## DIRECTION
Set down every entry again word for word, please, but skip the pictures.

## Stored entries

┏━━

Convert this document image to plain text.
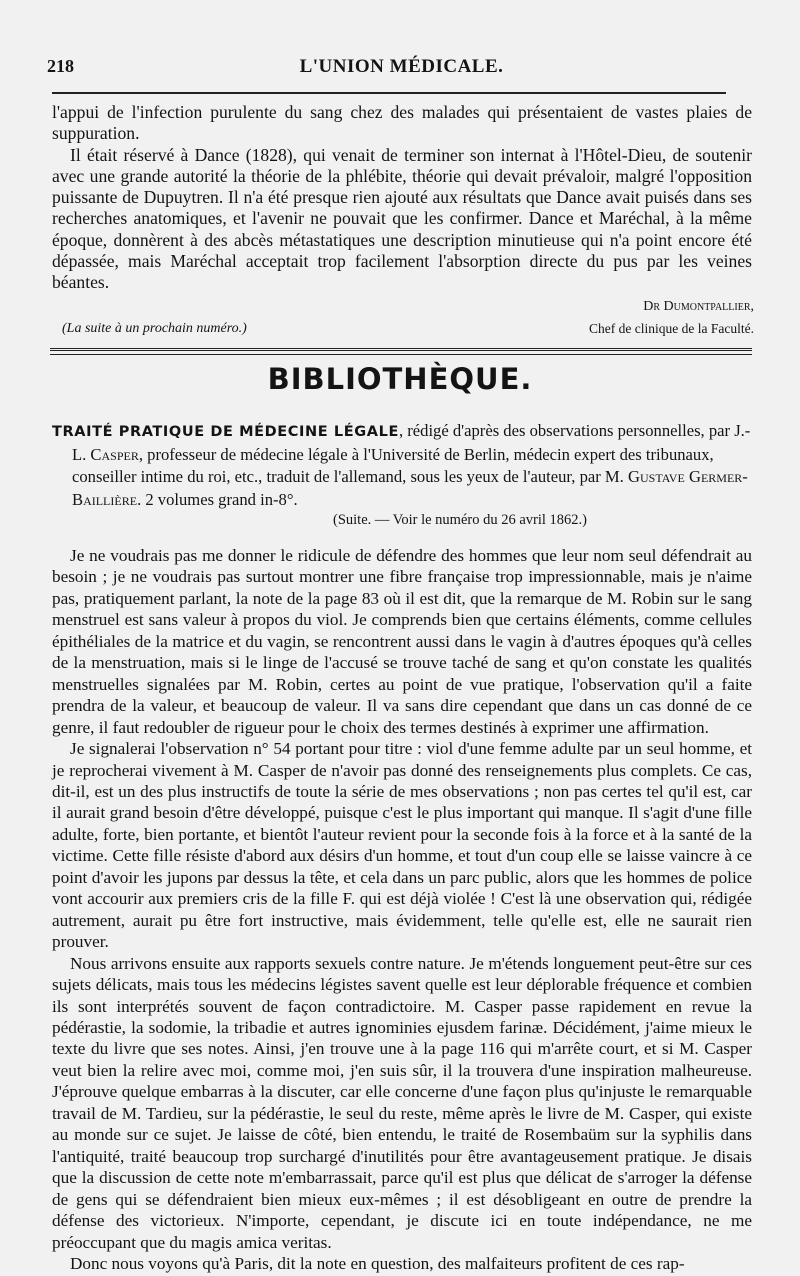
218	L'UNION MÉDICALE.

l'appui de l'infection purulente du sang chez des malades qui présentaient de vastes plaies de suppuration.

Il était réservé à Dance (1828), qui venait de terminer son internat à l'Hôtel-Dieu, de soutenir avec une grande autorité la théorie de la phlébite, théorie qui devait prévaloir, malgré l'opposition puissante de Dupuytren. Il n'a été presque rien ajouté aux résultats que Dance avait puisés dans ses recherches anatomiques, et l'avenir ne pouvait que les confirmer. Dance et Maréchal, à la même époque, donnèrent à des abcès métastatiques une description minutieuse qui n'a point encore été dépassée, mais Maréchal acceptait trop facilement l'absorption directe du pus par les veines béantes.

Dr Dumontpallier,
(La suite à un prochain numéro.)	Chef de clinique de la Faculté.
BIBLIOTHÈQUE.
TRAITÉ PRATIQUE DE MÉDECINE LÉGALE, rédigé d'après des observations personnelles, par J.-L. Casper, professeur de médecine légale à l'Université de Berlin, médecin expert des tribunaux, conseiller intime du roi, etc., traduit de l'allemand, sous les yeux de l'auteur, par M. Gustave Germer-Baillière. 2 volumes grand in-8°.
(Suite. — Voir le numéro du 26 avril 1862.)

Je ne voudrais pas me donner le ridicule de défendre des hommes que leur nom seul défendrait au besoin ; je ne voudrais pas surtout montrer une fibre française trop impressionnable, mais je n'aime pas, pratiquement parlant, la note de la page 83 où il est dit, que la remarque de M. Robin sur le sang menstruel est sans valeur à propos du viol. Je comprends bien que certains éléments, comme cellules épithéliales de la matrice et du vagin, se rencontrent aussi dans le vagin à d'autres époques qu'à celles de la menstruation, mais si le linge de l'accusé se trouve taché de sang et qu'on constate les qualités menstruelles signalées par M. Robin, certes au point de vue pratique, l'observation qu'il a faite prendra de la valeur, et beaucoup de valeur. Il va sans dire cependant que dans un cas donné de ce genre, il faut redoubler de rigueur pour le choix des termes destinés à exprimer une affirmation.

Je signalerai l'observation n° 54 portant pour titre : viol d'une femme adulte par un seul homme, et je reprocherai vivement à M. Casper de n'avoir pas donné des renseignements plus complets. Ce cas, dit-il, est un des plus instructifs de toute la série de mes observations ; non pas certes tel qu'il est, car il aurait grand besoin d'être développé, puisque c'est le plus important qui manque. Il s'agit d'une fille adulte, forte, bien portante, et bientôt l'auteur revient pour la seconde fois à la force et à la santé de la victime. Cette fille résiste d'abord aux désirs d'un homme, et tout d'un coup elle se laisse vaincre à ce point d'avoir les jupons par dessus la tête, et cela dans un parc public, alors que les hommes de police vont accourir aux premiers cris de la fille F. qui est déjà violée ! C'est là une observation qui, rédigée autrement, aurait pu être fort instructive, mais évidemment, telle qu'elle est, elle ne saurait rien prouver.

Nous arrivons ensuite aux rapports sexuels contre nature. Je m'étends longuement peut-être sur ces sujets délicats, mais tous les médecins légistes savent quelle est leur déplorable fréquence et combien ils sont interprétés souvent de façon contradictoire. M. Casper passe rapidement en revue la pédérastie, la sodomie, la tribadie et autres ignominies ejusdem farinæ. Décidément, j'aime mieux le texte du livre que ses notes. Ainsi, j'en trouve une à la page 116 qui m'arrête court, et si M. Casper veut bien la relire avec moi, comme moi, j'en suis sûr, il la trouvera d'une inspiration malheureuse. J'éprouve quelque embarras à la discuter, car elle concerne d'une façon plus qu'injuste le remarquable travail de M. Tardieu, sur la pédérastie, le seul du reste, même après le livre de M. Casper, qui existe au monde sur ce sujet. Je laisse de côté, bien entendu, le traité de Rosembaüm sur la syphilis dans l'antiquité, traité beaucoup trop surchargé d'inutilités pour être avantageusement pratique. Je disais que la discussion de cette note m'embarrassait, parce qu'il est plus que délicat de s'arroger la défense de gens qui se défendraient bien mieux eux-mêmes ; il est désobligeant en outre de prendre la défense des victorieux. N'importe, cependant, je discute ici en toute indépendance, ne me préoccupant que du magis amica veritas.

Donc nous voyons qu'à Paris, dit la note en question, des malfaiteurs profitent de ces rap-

┗━━

## TASK RESULT
Convert this document image to plain text.
218	L'UNION MÉDICALE.

l'appui de l'infection purulente du sang chez des malades qui présentaient de vastes plaies de suppuration.

Il était réservé à Dance (1828), qui venait de terminer son internat à l'Hôtel-Dieu, de soutenir avec une grande autorité la théorie de la phlébite, théorie qui devait prévaloir, malgré l'opposition puissante de Dupuytren. Il n'a été presque rien ajouté aux résultats que Dance avait puisés dans ses recherches anatomiques, et l'avenir ne pouvait que les confirmer. Dance et Maréchal, à la même époque, donnèrent à des abcès métastatiques une description minutieuse qui n'a point encore été dépassée, mais Maréchal acceptait trop facilement l'absorption directe du pus par les veines béantes.

Dr Dumontpallier,
(La suite à un prochain numéro.)	Chef de clinique de la Faculté.
BIBLIOTHÈQUE.
TRAITÉ PRATIQUE DE MÉDECINE LÉGALE, rédigé d'après des observations personnelles, par J.-L. Casper, professeur de médecine légale à l'Université de Berlin, médecin expert des tribunaux, conseiller intime du roi, etc., traduit de l'allemand, sous les yeux de l'auteur, par M. Gustave Germer-Baillière. 2 volumes grand in-8°.
(Suite. — Voir le numéro du 26 avril 1862.)

Je ne voudrais pas me donner le ridicule de défendre des hommes que leur nom seul défendrait au besoin ; je ne voudrais pas surtout montrer une fibre française trop impressionnable, mais je n'aime pas, pratiquement parlant, la note de la page 83 où il est dit, que la remarque de M. Robin sur le sang menstruel est sans valeur à propos du viol. Je comprends bien que certains éléments, comme cellules épithéliales de la matrice et du vagin, se rencontrent aussi dans le vagin à d'autres époques qu'à celles de la menstruation, mais si le linge de l'accusé se trouve taché de sang et qu'on constate les qualités menstruelles signalées par M. Robin, certes au point de vue pratique, l'observation qu'il a faite prendra de la valeur, et beaucoup de valeur. Il va sans dire cependant que dans un cas donné de ce genre, il faut redoubler de rigueur pour le choix des termes destinés à exprimer une affirmation.

Je signalerai l'observation n° 54 portant pour titre : viol d'une femme adulte par un seul homme, et je reprocherai vivement à M. Casper de n'avoir pas donné des renseignements plus complets. Ce cas, dit-il, est un des plus instructifs de toute la série de mes observations ; non pas certes tel qu'il est, car il aurait grand besoin d'être développé, puisque c'est le plus important qui manque. Il s'agit d'une fille adulte, forte, bien portante, et bientôt l'auteur revient pour la seconde fois à la force et à la santé de la victime. Cette fille résiste d'abord aux désirs d'un homme, et tout d'un coup elle se laisse vaincre à ce point d'avoir les jupons par dessus la tête, et cela dans un parc public, alors que les hommes de police vont accourir aux premiers cris de la fille F. qui est déjà violée ! C'est là une observation qui, rédigée autrement, aurait pu être fort instructive, mais évidemment, telle qu'elle est, elle ne saurait rien prouver.

Nous arrivons ensuite aux rapports sexuels contre nature. Je m'étends longuement peut-être sur ces sujets délicats, mais tous les médecins légistes savent quelle est leur déplorable fréquence et combien ils sont interprétés souvent de façon contradictoire. M. Casper passe rapidement en revue la pédérastie, la sodomie, la tribadie et autres ignominies ejusdem farinæ. Décidément, j'aime mieux le texte du livre que ses notes. Ainsi, j'en trouve une à la page 116 qui m'arrête court, et si M. Casper veut bien la relire avec moi, comme moi, j'en suis sûr, il la trouvera d'une inspiration malheureuse. J'éprouve quelque embarras à la discuter, car elle concerne d'une façon plus qu'injuste le remarquable travail de M. Tardieu, sur la pédérastie, le seul du reste, même après le livre de M. Casper, qui existe au monde sur ce sujet. Je laisse de côté, bien entendu, le traité de Rosembaüm sur la syphilis dans l'antiquité, traité beaucoup trop surchargé d'inutilités pour être avantageusement pratique. Je disais que la discussion de cette note m'embarrassait, parce qu'il est plus que délicat de s'arroger la défense de gens qui se défendraient bien mieux eux-mêmes ; il est désobligeant en outre de prendre la défense des victorieux. N'importe, cependant, je discute ici en toute indépendance, ne me préoccupant que du magis amica veritas.

Donc nous voyons qu'à Paris, dit la note en question, des malfaiteurs profitent de ces rap-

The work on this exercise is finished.